Requirements:
Records follow. Select each line holding "JSON".

Data excerpts:
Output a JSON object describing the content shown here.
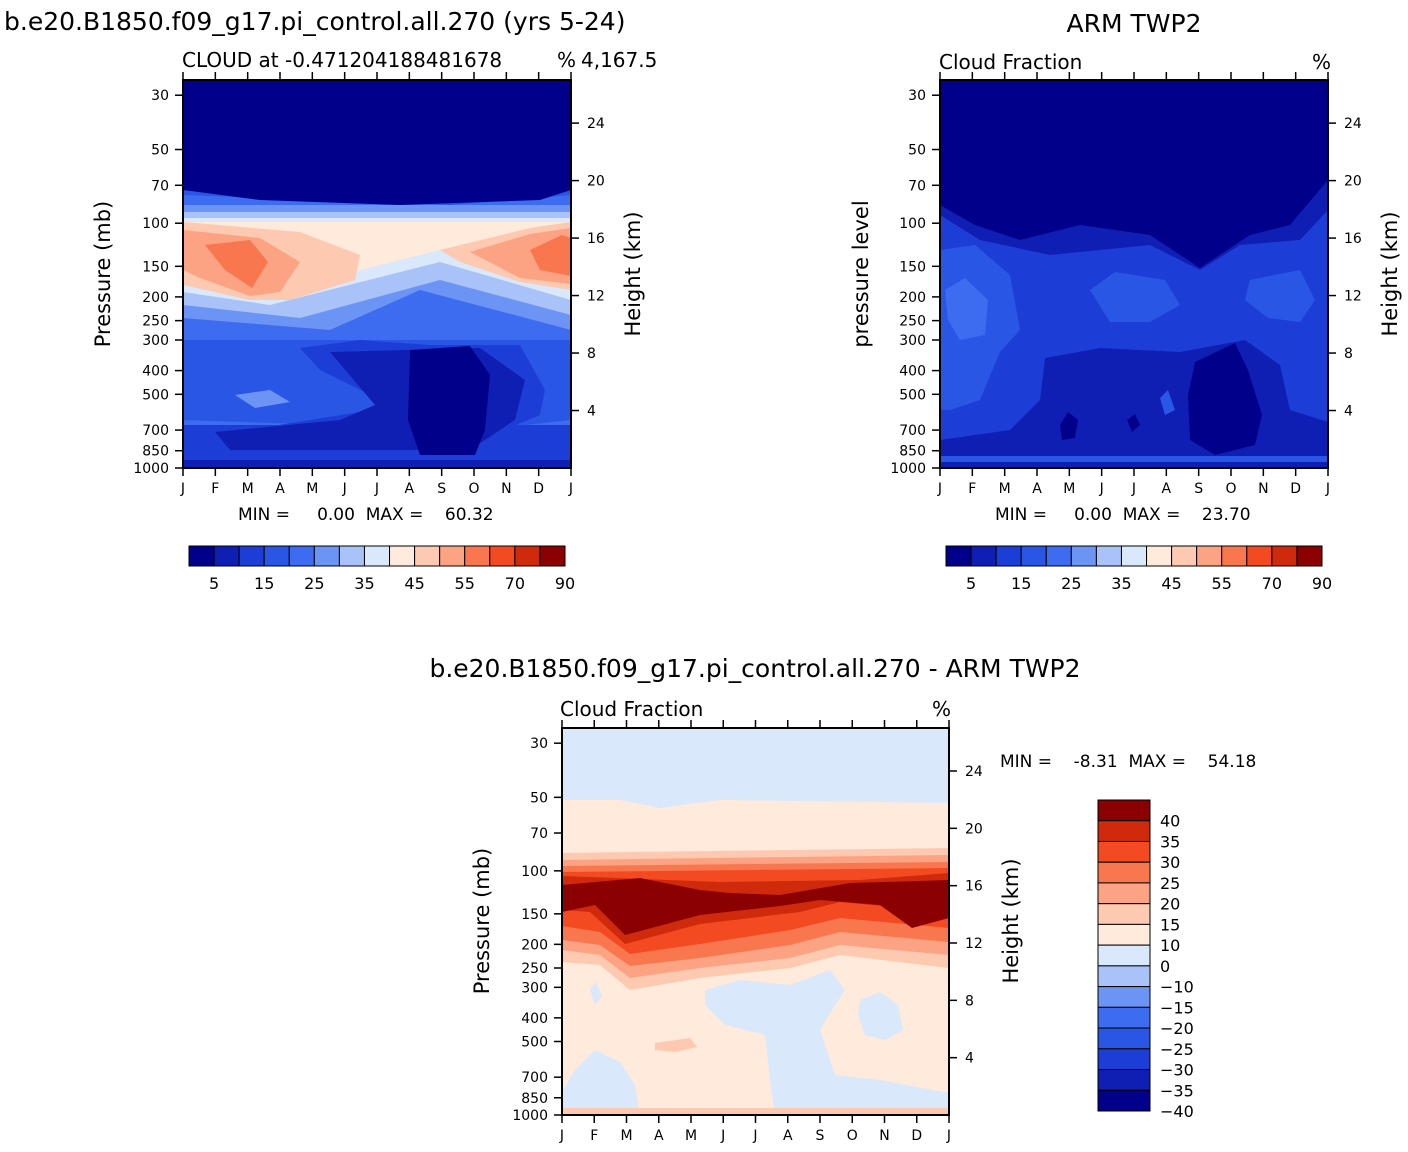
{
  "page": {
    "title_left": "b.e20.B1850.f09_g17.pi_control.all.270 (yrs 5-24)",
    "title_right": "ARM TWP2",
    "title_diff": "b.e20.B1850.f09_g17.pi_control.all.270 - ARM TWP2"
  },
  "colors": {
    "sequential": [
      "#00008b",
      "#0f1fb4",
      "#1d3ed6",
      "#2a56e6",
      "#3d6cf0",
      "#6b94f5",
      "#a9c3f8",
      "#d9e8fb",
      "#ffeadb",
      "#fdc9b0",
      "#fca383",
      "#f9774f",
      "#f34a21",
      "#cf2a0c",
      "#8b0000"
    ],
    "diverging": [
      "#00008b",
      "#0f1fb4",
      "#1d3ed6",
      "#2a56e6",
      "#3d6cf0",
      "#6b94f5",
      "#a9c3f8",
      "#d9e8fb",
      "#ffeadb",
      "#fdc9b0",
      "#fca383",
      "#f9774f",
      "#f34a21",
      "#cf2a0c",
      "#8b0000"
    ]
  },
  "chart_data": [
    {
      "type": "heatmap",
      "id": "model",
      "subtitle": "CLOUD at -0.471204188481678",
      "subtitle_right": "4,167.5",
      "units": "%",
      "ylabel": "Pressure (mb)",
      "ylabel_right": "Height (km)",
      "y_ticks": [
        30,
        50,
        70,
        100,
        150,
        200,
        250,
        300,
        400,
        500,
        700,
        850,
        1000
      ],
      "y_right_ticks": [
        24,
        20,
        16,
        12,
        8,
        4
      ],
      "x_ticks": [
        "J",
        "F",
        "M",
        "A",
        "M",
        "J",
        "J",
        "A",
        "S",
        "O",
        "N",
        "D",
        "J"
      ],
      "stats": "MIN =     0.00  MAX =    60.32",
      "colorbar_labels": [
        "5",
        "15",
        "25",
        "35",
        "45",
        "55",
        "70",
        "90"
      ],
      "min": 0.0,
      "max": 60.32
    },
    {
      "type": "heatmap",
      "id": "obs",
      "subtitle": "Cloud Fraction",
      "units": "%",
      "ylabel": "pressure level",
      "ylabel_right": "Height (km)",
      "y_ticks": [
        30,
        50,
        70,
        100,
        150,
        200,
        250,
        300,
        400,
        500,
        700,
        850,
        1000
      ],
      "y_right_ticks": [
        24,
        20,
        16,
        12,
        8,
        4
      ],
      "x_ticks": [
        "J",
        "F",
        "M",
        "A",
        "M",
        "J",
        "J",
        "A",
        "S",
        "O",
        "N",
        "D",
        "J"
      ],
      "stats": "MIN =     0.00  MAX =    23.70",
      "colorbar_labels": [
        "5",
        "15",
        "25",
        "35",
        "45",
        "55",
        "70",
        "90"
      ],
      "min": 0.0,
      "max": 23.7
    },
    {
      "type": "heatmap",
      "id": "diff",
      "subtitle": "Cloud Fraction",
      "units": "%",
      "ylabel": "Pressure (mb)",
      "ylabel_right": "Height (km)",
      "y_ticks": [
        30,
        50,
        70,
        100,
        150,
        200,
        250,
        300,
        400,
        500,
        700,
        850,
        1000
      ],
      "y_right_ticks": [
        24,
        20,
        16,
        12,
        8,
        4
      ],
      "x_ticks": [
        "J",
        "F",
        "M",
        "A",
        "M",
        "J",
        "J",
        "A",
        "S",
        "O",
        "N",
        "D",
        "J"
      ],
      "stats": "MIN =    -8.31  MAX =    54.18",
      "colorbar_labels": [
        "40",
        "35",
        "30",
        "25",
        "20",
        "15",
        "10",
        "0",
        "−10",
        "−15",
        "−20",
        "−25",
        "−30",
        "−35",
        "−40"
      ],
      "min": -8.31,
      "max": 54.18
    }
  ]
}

* * *

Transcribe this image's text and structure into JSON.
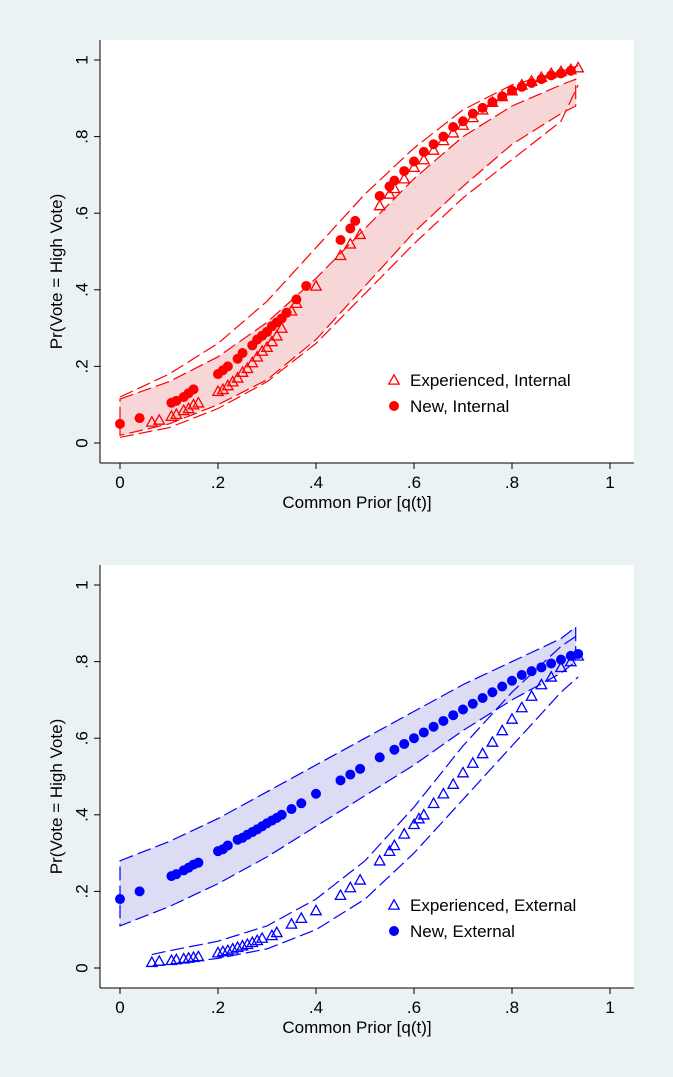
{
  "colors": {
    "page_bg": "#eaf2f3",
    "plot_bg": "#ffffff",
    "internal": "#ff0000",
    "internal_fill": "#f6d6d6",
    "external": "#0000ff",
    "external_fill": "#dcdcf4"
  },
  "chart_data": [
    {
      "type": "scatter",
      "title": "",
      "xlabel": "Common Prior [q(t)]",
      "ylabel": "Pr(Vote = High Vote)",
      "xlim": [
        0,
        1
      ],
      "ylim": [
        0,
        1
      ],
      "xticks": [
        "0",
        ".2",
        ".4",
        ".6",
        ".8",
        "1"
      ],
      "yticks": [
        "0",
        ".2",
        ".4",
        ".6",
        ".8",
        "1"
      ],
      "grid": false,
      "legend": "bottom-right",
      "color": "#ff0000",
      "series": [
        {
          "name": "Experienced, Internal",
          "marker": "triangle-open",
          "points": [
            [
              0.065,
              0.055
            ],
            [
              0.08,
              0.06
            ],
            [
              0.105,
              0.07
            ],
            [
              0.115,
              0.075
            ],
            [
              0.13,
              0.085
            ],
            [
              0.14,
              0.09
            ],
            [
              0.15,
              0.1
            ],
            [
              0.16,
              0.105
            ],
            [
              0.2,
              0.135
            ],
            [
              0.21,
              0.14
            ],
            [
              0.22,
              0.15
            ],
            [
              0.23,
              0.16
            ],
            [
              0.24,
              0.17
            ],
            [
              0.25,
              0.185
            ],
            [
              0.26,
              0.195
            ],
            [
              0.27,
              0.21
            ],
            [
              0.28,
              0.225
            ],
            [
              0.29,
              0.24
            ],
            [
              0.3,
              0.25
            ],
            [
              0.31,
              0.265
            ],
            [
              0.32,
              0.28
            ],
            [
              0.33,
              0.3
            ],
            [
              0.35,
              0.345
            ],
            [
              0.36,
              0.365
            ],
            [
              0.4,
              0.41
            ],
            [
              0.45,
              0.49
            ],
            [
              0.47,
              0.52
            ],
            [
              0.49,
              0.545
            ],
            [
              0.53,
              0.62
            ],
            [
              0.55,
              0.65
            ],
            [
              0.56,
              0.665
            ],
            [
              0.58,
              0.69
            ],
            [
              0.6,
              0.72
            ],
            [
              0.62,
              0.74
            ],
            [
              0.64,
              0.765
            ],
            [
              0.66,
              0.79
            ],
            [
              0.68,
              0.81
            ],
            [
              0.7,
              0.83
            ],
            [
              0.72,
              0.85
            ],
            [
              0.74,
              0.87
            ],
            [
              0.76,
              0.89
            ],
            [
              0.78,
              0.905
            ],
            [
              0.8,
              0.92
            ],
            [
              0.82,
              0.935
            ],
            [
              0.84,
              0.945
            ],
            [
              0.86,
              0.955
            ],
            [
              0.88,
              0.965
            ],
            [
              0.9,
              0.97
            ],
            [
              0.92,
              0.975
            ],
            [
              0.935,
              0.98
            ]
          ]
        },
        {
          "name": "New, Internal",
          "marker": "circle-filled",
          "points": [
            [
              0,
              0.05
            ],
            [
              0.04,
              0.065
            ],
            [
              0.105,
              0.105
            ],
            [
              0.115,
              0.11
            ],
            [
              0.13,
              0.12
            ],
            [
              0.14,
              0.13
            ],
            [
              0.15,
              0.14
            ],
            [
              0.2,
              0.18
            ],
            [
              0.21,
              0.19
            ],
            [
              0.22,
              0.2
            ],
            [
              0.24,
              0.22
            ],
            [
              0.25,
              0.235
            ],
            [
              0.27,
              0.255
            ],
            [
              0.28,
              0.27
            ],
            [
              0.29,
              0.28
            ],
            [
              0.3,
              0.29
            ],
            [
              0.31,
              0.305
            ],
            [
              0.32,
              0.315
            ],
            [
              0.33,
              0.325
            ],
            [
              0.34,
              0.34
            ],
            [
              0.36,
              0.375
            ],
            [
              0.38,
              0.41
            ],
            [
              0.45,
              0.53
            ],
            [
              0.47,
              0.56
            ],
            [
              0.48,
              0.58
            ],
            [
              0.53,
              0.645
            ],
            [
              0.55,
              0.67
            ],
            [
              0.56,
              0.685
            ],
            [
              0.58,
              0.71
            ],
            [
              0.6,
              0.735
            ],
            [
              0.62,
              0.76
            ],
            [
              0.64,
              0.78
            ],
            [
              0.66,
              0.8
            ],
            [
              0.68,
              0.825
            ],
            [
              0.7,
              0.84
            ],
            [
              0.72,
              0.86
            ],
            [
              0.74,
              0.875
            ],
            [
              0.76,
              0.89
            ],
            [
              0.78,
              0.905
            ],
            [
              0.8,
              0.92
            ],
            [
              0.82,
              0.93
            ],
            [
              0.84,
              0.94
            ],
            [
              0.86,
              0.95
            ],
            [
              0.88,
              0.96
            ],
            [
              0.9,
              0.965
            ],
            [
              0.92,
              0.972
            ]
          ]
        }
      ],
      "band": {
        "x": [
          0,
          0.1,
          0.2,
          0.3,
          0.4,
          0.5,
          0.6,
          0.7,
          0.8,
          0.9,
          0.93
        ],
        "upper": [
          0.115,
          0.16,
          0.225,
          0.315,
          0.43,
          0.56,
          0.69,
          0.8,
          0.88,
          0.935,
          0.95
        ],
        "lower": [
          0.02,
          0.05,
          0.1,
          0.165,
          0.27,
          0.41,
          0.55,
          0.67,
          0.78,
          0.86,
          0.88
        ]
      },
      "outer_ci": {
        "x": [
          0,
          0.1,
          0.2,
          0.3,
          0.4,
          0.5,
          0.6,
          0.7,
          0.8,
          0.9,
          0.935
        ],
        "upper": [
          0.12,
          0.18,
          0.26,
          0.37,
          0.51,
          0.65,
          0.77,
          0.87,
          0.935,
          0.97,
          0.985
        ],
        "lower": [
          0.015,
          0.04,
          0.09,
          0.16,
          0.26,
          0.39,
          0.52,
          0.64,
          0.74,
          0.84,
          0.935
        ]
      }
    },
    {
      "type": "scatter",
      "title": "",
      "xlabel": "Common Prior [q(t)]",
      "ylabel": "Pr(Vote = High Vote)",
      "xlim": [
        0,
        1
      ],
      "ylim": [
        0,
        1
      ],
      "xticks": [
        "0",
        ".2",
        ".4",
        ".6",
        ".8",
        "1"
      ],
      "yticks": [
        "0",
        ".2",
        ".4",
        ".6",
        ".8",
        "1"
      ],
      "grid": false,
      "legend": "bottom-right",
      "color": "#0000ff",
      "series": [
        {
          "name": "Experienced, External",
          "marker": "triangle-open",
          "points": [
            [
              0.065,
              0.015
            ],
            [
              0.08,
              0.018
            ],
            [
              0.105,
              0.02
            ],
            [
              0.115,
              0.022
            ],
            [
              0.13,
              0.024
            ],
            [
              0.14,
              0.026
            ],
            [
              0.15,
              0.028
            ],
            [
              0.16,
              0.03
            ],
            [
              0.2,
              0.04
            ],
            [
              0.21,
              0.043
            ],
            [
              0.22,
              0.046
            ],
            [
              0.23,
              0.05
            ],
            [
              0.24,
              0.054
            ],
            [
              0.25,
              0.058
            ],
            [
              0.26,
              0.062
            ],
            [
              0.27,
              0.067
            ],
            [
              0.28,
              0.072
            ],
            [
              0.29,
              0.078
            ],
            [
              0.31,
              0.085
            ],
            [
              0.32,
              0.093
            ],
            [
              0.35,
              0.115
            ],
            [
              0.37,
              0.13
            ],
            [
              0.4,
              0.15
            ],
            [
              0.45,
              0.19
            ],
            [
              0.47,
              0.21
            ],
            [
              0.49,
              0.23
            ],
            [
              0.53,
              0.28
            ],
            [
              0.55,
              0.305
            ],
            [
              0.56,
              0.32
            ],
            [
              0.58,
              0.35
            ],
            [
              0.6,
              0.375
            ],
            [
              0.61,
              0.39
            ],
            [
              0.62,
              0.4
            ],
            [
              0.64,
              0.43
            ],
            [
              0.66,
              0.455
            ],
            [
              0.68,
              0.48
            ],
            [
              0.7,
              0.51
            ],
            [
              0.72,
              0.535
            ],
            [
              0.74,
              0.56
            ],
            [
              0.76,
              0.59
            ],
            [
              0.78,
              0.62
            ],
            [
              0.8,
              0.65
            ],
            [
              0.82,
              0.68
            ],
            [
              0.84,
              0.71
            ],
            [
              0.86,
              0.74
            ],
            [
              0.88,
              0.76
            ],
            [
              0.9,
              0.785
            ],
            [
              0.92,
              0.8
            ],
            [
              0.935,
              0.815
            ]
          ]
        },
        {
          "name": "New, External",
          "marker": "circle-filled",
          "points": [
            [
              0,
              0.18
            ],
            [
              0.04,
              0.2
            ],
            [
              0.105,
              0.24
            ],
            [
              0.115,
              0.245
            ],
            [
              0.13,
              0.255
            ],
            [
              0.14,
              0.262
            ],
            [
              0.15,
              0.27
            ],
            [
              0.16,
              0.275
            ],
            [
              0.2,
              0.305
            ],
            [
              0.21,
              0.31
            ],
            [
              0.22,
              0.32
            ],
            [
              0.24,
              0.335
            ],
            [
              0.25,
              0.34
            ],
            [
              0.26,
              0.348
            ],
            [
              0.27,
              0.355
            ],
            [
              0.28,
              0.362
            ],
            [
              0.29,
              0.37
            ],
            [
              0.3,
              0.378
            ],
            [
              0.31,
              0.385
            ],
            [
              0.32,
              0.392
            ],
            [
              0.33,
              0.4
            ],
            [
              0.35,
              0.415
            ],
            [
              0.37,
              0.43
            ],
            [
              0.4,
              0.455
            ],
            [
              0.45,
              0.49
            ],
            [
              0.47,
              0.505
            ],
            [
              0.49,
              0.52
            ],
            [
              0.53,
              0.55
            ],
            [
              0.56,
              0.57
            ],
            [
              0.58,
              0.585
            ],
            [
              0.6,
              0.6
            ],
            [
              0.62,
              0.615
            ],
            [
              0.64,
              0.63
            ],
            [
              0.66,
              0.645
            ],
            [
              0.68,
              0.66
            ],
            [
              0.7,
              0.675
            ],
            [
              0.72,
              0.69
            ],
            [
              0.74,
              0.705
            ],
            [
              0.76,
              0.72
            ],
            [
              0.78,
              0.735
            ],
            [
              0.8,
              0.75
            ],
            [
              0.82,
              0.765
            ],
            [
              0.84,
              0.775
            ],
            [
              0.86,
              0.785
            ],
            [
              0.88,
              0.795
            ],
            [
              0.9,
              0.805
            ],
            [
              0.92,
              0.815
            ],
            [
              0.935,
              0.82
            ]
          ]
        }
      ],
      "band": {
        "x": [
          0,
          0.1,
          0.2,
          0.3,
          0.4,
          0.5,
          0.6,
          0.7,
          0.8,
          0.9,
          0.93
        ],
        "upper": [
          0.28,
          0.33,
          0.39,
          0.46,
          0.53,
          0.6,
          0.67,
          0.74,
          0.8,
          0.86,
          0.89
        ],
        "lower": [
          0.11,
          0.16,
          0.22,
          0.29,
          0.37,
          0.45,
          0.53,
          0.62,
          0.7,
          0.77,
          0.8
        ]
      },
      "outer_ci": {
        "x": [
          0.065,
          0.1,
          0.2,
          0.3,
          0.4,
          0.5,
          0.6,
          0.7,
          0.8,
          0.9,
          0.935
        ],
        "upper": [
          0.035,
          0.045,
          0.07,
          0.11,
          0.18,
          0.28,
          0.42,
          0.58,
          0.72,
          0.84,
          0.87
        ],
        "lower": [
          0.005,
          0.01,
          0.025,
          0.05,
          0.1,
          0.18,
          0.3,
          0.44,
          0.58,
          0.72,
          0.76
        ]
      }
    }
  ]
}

...

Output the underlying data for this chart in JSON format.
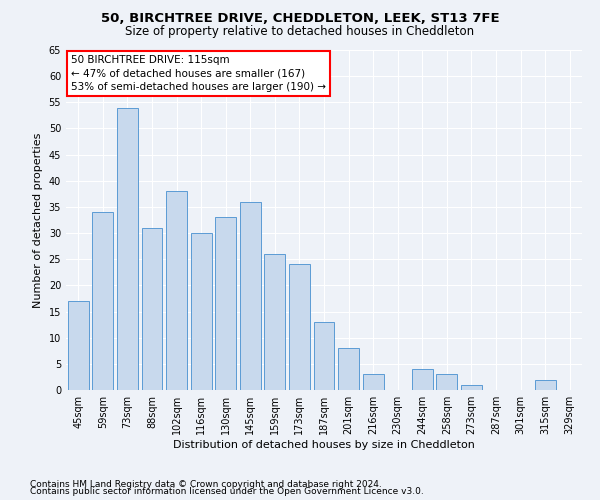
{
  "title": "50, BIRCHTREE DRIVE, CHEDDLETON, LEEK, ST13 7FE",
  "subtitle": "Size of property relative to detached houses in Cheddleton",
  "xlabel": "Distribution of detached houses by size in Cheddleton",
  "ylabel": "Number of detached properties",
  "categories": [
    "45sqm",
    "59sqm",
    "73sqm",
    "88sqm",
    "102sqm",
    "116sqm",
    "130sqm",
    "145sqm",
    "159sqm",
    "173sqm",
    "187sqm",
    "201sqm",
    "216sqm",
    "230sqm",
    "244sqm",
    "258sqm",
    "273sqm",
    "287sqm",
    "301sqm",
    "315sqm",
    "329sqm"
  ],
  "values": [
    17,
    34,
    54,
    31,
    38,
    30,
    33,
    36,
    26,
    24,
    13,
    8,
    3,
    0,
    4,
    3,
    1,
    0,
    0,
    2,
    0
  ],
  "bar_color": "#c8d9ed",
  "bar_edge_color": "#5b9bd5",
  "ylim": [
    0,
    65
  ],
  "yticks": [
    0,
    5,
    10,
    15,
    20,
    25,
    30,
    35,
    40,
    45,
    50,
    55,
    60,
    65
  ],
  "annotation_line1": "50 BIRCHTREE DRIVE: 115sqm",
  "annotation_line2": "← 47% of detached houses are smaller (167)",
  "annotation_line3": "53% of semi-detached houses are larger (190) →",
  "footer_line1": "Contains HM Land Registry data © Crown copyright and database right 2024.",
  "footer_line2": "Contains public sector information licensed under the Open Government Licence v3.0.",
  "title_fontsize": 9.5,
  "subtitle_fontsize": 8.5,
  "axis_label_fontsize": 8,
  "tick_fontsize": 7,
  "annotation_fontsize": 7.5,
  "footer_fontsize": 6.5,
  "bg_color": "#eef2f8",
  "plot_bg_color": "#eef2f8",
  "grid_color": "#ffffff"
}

Exercise output:
Output a JSON object describing the content shown here.
Transcribe this image's text and structure into JSON.
Output the underlying data for this chart in JSON format.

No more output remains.